**Problem to solve**
Search the entries below. Return every line that has "screenshot" in it.

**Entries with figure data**
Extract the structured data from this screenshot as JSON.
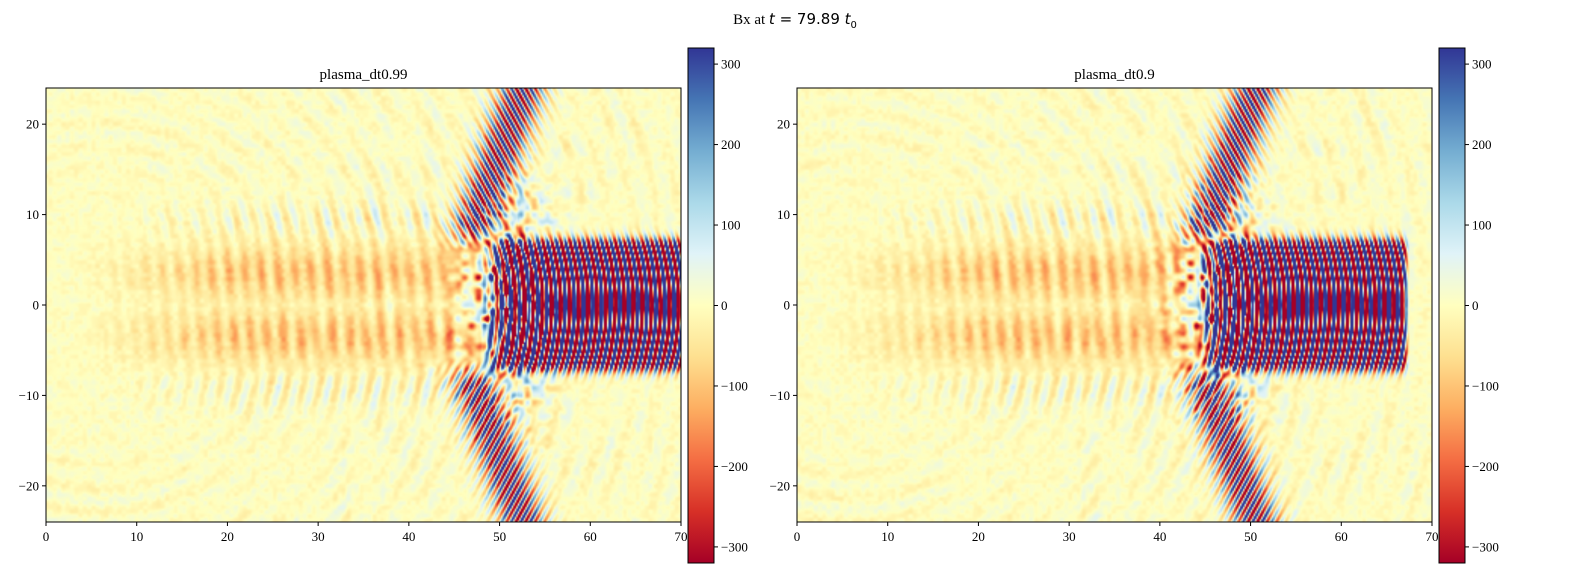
{
  "figure": {
    "suptitle_text": "Bx at",
    "suptitle_math_t": "t",
    "suptitle_math_eq": " = 79.89 ",
    "suptitle_math_unit": "t",
    "suptitle_math_sub": "0"
  },
  "chart_data": [
    {
      "type": "heatmap",
      "title": "plasma_dt0.99",
      "field": "Bx",
      "xlim": [
        0,
        70
      ],
      "ylim": [
        -24,
        24
      ],
      "xticks": [
        0,
        10,
        20,
        30,
        40,
        50,
        60,
        70
      ],
      "yticks": [
        -20,
        -10,
        0,
        10,
        20
      ],
      "colormap": "RdYlBu",
      "colorbar": {
        "vmin": -320,
        "vmax": 320,
        "ticks": [
          -300,
          -200,
          -100,
          0,
          100,
          200,
          300
        ]
      },
      "features": {
        "laser_pulse_x": [
          49,
          70
        ],
        "laser_pulse_y": [
          -8,
          8
        ],
        "pulse_wavelength": 1.0,
        "pulse_amplitude": 320,
        "wake_region_x": [
          5,
          48
        ],
        "wake_amplitude": -150,
        "bow_wave_x": [
          44,
          58
        ],
        "bow_wave_amplitude": 300
      }
    },
    {
      "type": "heatmap",
      "title": "plasma_dt0.9",
      "field": "Bx",
      "xlim": [
        0,
        70
      ],
      "ylim": [
        -24,
        24
      ],
      "xticks": [
        0,
        10,
        20,
        30,
        40,
        50,
        60,
        70
      ],
      "yticks": [
        -20,
        -10,
        0,
        10,
        20
      ],
      "colormap": "RdYlBu",
      "colorbar": {
        "vmin": -320,
        "vmax": 320,
        "ticks": [
          -300,
          -200,
          -100,
          0,
          100,
          200,
          300
        ]
      },
      "features": {
        "laser_pulse_x": [
          45,
          67
        ],
        "laser_pulse_y": [
          -8,
          8
        ],
        "pulse_wavelength": 1.0,
        "pulse_amplitude": 320,
        "wake_region_x": [
          5,
          45
        ],
        "wake_amplitude": -150,
        "bow_wave_x": [
          42,
          55
        ],
        "bow_wave_amplitude": 300
      }
    }
  ],
  "colors": {
    "colormap_stops": [
      "#a50026",
      "#d73027",
      "#f46d43",
      "#fdae61",
      "#fee090",
      "#ffffbf",
      "#e0f3f8",
      "#abd9e9",
      "#74add1",
      "#4575b4",
      "#313695"
    ],
    "axes": "#000000",
    "background": "#ffffff"
  }
}
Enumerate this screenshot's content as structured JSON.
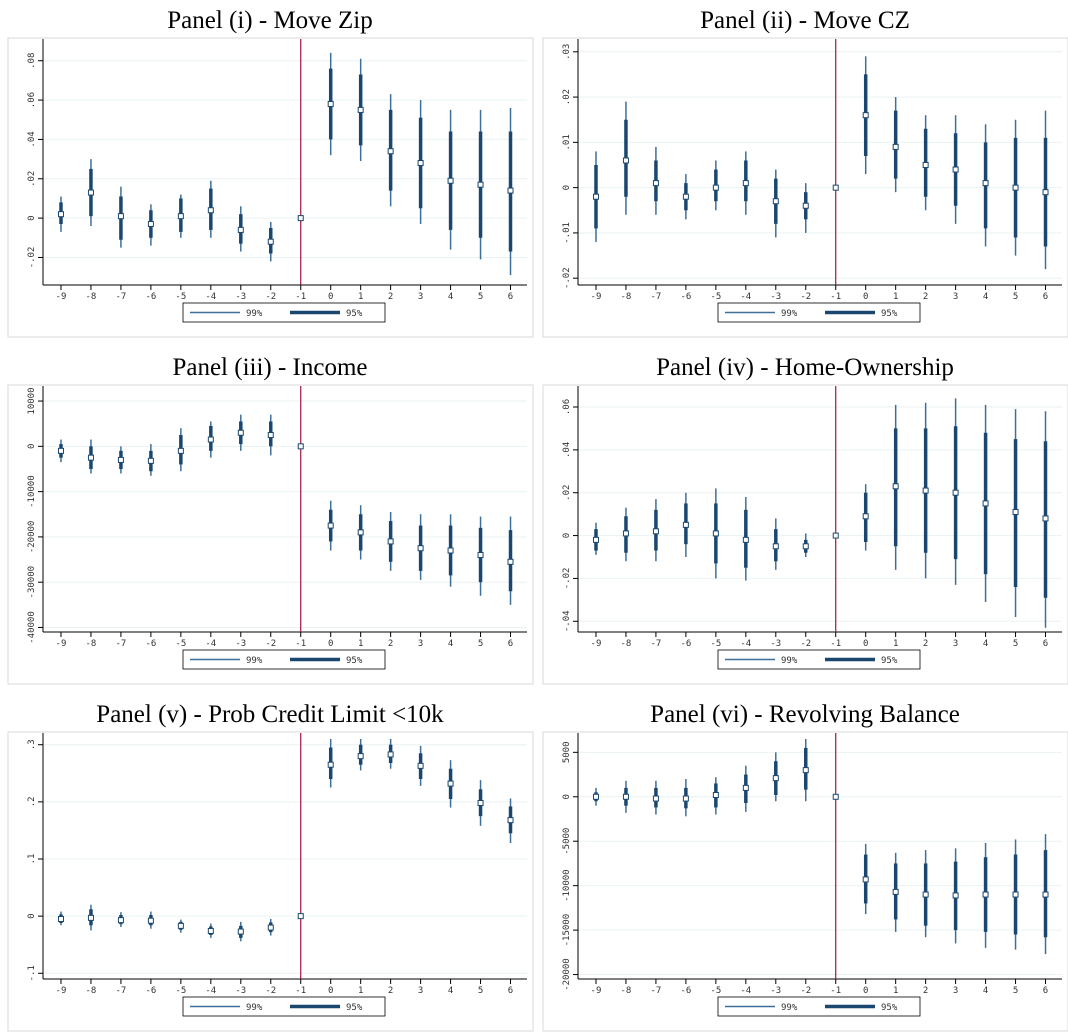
{
  "chart_data": [
    {
      "type": "coefplot",
      "title": "Panel (i) - Move Zip",
      "x": [
        -9,
        -8,
        -7,
        -6,
        -5,
        -4,
        -3,
        -2,
        -1,
        0,
        1,
        2,
        3,
        4,
        5,
        6
      ],
      "values": [
        0.002,
        0.013,
        0.001,
        -0.003,
        0.001,
        0.004,
        -0.006,
        -0.012,
        0,
        0.058,
        0.055,
        0.034,
        0.028,
        0.019,
        0.017,
        0.014
      ],
      "series": [
        {
          "name": "99%",
          "color": "#3d6f99",
          "lower": [
            -0.007,
            -0.004,
            -0.015,
            -0.014,
            -0.01,
            -0.01,
            -0.017,
            -0.022,
            null,
            0.032,
            0.029,
            0.006,
            -0.003,
            -0.016,
            -0.021,
            -0.029
          ],
          "upper": [
            0.011,
            0.03,
            0.016,
            0.007,
            0.012,
            0.019,
            0.006,
            -0.002,
            null,
            0.084,
            0.081,
            0.063,
            0.06,
            0.055,
            0.055,
            0.056
          ]
        },
        {
          "name": "95%",
          "color": "#1a476f",
          "lower": [
            -0.003,
            0.001,
            -0.011,
            -0.01,
            -0.007,
            -0.006,
            -0.013,
            -0.018,
            null,
            0.04,
            0.037,
            0.014,
            0.005,
            -0.006,
            -0.01,
            -0.017
          ],
          "upper": [
            0.008,
            0.025,
            0.011,
            0.004,
            0.01,
            0.015,
            0.002,
            -0.005,
            null,
            0.076,
            0.073,
            0.055,
            0.051,
            0.044,
            0.044,
            0.044
          ]
        }
      ],
      "xlim": [
        -9.6,
        6.55
      ],
      "xticks": [
        -9,
        -8,
        -7,
        -6,
        -5,
        -4,
        -3,
        -2,
        -1,
        0,
        1,
        2,
        3,
        4,
        5,
        6
      ],
      "ylim": [
        -0.034,
        0.088
      ],
      "yticks": [
        {
          "value": -0.02,
          "label": "-.02"
        },
        0,
        {
          "value": 0.02,
          "label": ".02"
        },
        {
          "value": 0.04,
          "label": ".04"
        },
        {
          "value": 0.06,
          "label": ".06"
        },
        {
          "value": 0.08,
          "label": ".08"
        }
      ],
      "vline": -1,
      "vline_color": "#a0153e",
      "grid": true
    },
    {
      "type": "coefplot",
      "title": "Panel (ii) - Move CZ",
      "x": [
        -9,
        -8,
        -7,
        -6,
        -5,
        -4,
        -3,
        -2,
        -1,
        0,
        1,
        2,
        3,
        4,
        5,
        6
      ],
      "values": [
        -0.002,
        0.006,
        0.001,
        -0.002,
        0.0,
        0.001,
        -0.003,
        -0.004,
        0,
        0.016,
        0.009,
        0.005,
        0.004,
        0.001,
        0.0,
        -0.001
      ],
      "series": [
        {
          "name": "99%",
          "color": "#3d6f99",
          "lower": [
            -0.012,
            -0.006,
            -0.006,
            -0.007,
            -0.005,
            -0.006,
            -0.011,
            -0.01,
            null,
            0.003,
            -0.001,
            -0.005,
            -0.008,
            -0.013,
            -0.015,
            -0.018
          ],
          "upper": [
            0.008,
            0.019,
            0.009,
            0.003,
            0.006,
            0.008,
            0.004,
            0.001,
            null,
            0.029,
            0.02,
            0.016,
            0.016,
            0.014,
            0.015,
            0.017
          ]
        },
        {
          "name": "95%",
          "color": "#1a476f",
          "lower": [
            -0.009,
            -0.002,
            -0.003,
            -0.005,
            -0.003,
            -0.003,
            -0.008,
            -0.007,
            null,
            0.007,
            0.002,
            -0.002,
            -0.004,
            -0.009,
            -0.011,
            -0.013
          ],
          "upper": [
            0.005,
            0.015,
            0.006,
            0.001,
            0.004,
            0.006,
            0.002,
            -0.001,
            null,
            0.025,
            0.017,
            0.013,
            0.012,
            0.01,
            0.011,
            0.011
          ]
        }
      ],
      "xlim": [
        -9.6,
        6.55
      ],
      "xticks": [
        -9,
        -8,
        -7,
        -6,
        -5,
        -4,
        -3,
        -2,
        -1,
        0,
        1,
        2,
        3,
        4,
        5,
        6
      ],
      "ylim": [
        -0.0215,
        0.0315
      ],
      "yticks": [
        {
          "value": -0.02,
          "label": "-.02"
        },
        {
          "value": -0.01,
          "label": "-.01"
        },
        0,
        {
          "value": 0.01,
          "label": ".01"
        },
        {
          "value": 0.02,
          "label": ".02"
        },
        {
          "value": 0.03,
          "label": ".03"
        }
      ],
      "vline": -1,
      "vline_color": "#a0153e",
      "grid": true
    },
    {
      "type": "coefplot",
      "title": "Panel (iii) - Income",
      "x": [
        -9,
        -8,
        -7,
        -6,
        -5,
        -4,
        -3,
        -2,
        -1,
        0,
        1,
        2,
        3,
        4,
        5,
        6
      ],
      "values": [
        -1000,
        -2500,
        -3000,
        -3200,
        -1000,
        1500,
        3000,
        2500,
        0,
        -17500,
        -19000,
        -21000,
        -22500,
        -23000,
        -24000,
        -25500
      ],
      "series": [
        {
          "name": "99%",
          "color": "#3d6f99",
          "lower": [
            -3500,
            -6000,
            -6000,
            -6500,
            -5500,
            -2500,
            -1000,
            -2000,
            null,
            -23000,
            -25000,
            -27500,
            -29500,
            -31000,
            -33000,
            -35000
          ],
          "upper": [
            1500,
            1500,
            0,
            500,
            4000,
            5500,
            7000,
            7000,
            null,
            -12000,
            -13000,
            -14500,
            -15000,
            -15000,
            -15500,
            -15500
          ]
        },
        {
          "name": "95%",
          "color": "#1a476f",
          "lower": [
            -2500,
            -5000,
            -5000,
            -5500,
            -4000,
            -1000,
            500,
            0,
            null,
            -21000,
            -23000,
            -25500,
            -27500,
            -28500,
            -30000,
            -32000
          ],
          "upper": [
            500,
            0,
            -1000,
            -1000,
            2500,
            4500,
            5500,
            5500,
            null,
            -14000,
            -15000,
            -16500,
            -17500,
            -17500,
            -18000,
            -18500
          ]
        }
      ],
      "xlim": [
        -9.6,
        6.55
      ],
      "xticks": [
        -9,
        -8,
        -7,
        -6,
        -5,
        -4,
        -3,
        -2,
        -1,
        0,
        1,
        2,
        3,
        4,
        5,
        6
      ],
      "ylim": [
        -41000,
        12000
      ],
      "yticks": [
        -40000,
        -30000,
        -20000,
        -10000,
        0,
        10000
      ],
      "vline": -1,
      "vline_color": "#a0153e",
      "grid": true
    },
    {
      "type": "coefplot",
      "title": "Panel (iv) - Home-Ownership",
      "x": [
        -9,
        -8,
        -7,
        -6,
        -5,
        -4,
        -3,
        -2,
        -1,
        0,
        1,
        2,
        3,
        4,
        5,
        6
      ],
      "values": [
        -0.002,
        0.001,
        0.002,
        0.005,
        0.001,
        -0.002,
        -0.005,
        -0.005,
        0,
        0.009,
        0.023,
        0.021,
        0.02,
        0.015,
        0.011,
        0.008
      ],
      "series": [
        {
          "name": "99%",
          "color": "#3d6f99",
          "lower": [
            -0.009,
            -0.012,
            -0.012,
            -0.01,
            -0.02,
            -0.021,
            -0.016,
            -0.01,
            null,
            -0.007,
            -0.016,
            -0.02,
            -0.023,
            -0.031,
            -0.038,
            -0.043
          ],
          "upper": [
            0.006,
            0.013,
            0.017,
            0.02,
            0.022,
            0.018,
            0.008,
            0.001,
            null,
            0.024,
            0.061,
            0.062,
            0.064,
            0.061,
            0.059,
            0.058
          ]
        },
        {
          "name": "95%",
          "color": "#1a476f",
          "lower": [
            -0.007,
            -0.008,
            -0.007,
            -0.004,
            -0.013,
            -0.015,
            -0.012,
            -0.008,
            null,
            -0.003,
            -0.005,
            -0.008,
            -0.011,
            -0.018,
            -0.024,
            -0.029
          ],
          "upper": [
            0.003,
            0.009,
            0.012,
            0.015,
            0.015,
            0.012,
            0.003,
            -0.002,
            null,
            0.02,
            0.05,
            0.05,
            0.051,
            0.048,
            0.045,
            0.044
          ]
        }
      ],
      "xlim": [
        -9.6,
        6.55
      ],
      "xticks": [
        -9,
        -8,
        -7,
        -6,
        -5,
        -4,
        -3,
        -2,
        -1,
        0,
        1,
        2,
        3,
        4,
        5,
        6
      ],
      "ylim": [
        -0.045,
        0.067
      ],
      "yticks": [
        {
          "value": -0.04,
          "label": "-.04"
        },
        {
          "value": -0.02,
          "label": "-.02"
        },
        0,
        {
          "value": 0.02,
          "label": ".02"
        },
        {
          "value": 0.04,
          "label": ".04"
        },
        {
          "value": 0.06,
          "label": ".06"
        }
      ],
      "vline": -1,
      "vline_color": "#a0153e",
      "grid": true
    },
    {
      "type": "coefplot",
      "title": "Panel (v) - Prob Credit Limit <10k",
      "x": [
        -9,
        -8,
        -7,
        -6,
        -5,
        -4,
        -3,
        -2,
        -1,
        0,
        1,
        2,
        3,
        4,
        5,
        6
      ],
      "values": [
        -0.005,
        -0.003,
        -0.007,
        -0.008,
        -0.017,
        -0.026,
        -0.027,
        -0.02,
        0,
        0.265,
        0.28,
        0.283,
        0.263,
        0.232,
        0.198,
        0.168
      ],
      "series": [
        {
          "name": "99%",
          "color": "#3d6f99",
          "lower": [
            -0.016,
            -0.025,
            -0.019,
            -0.022,
            -0.029,
            -0.038,
            -0.044,
            -0.034,
            null,
            0.225,
            0.255,
            0.258,
            0.228,
            0.19,
            0.158,
            0.128
          ],
          "upper": [
            0.008,
            0.02,
            0.007,
            0.008,
            -0.006,
            -0.013,
            -0.01,
            -0.005,
            null,
            0.31,
            0.31,
            0.31,
            0.298,
            0.273,
            0.238,
            0.206
          ]
        },
        {
          "name": "95%",
          "color": "#1a476f",
          "lower": [
            -0.012,
            -0.016,
            -0.014,
            -0.016,
            -0.024,
            -0.033,
            -0.038,
            -0.028,
            null,
            0.24,
            0.265,
            0.268,
            0.24,
            0.205,
            0.175,
            0.145
          ],
          "upper": [
            0.003,
            0.012,
            0.002,
            0.002,
            -0.01,
            -0.018,
            -0.017,
            -0.011,
            null,
            0.295,
            0.3,
            0.3,
            0.285,
            0.258,
            0.222,
            0.192
          ]
        }
      ],
      "xlim": [
        -9.6,
        6.55
      ],
      "xticks": [
        -9,
        -8,
        -7,
        -6,
        -5,
        -4,
        -3,
        -2,
        -1,
        0,
        1,
        2,
        3,
        4,
        5,
        6
      ],
      "ylim": [
        -0.11,
        0.31
      ],
      "yticks": [
        {
          "value": -0.1,
          "label": "-.1"
        },
        0,
        {
          "value": 0.1,
          "label": ".1"
        },
        {
          "value": 0.2,
          "label": ".2"
        },
        {
          "value": 0.3,
          "label": ".3"
        }
      ],
      "vline": -1,
      "vline_color": "#a0153e",
      "grid": true
    },
    {
      "type": "coefplot",
      "title": "Panel (vi) - Revolving Balance",
      "x": [
        -9,
        -8,
        -7,
        -6,
        -5,
        -4,
        -3,
        -2,
        -1,
        0,
        1,
        2,
        3,
        4,
        5,
        6
      ],
      "values": [
        0,
        0,
        -200,
        -200,
        200,
        1000,
        2100,
        3000,
        0,
        -9300,
        -10700,
        -11000,
        -11100,
        -11000,
        -11000,
        -11000
      ],
      "series": [
        {
          "name": "99%",
          "color": "#3d6f99",
          "lower": [
            -1000,
            -1800,
            -2000,
            -2200,
            -2000,
            -1700,
            -500,
            -500,
            null,
            -13200,
            -15200,
            -15800,
            -16500,
            -17000,
            -17200,
            -17700
          ],
          "upper": [
            1000,
            1800,
            1800,
            2000,
            2200,
            3500,
            5000,
            6500,
            null,
            -5300,
            -6300,
            -6000,
            -5800,
            -5200,
            -4800,
            -4200
          ]
        },
        {
          "name": "95%",
          "color": "#1a476f",
          "lower": [
            -500,
            -1000,
            -1200,
            -1300,
            -1200,
            -700,
            200,
            800,
            null,
            -12000,
            -13800,
            -14500,
            -15000,
            -15200,
            -15500,
            -15800
          ],
          "upper": [
            500,
            1000,
            1000,
            1000,
            1500,
            2500,
            4000,
            5500,
            null,
            -6500,
            -7500,
            -7500,
            -7300,
            -6800,
            -6500,
            -6000
          ]
        }
      ],
      "xlim": [
        -9.6,
        6.55
      ],
      "xticks": [
        -9,
        -8,
        -7,
        -6,
        -5,
        -4,
        -3,
        -2,
        -1,
        0,
        1,
        2,
        3,
        4,
        5,
        6
      ],
      "ylim": [
        -20500,
        6500
      ],
      "yticks": [
        -20000,
        -15000,
        -10000,
        -5000,
        0,
        5000
      ],
      "vline": -1,
      "vline_color": "#a0153e",
      "grid": true
    }
  ]
}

**Response below**
Extract the structured data from this screenshot as JSON.
Enumerate this screenshot's content as structured JSON.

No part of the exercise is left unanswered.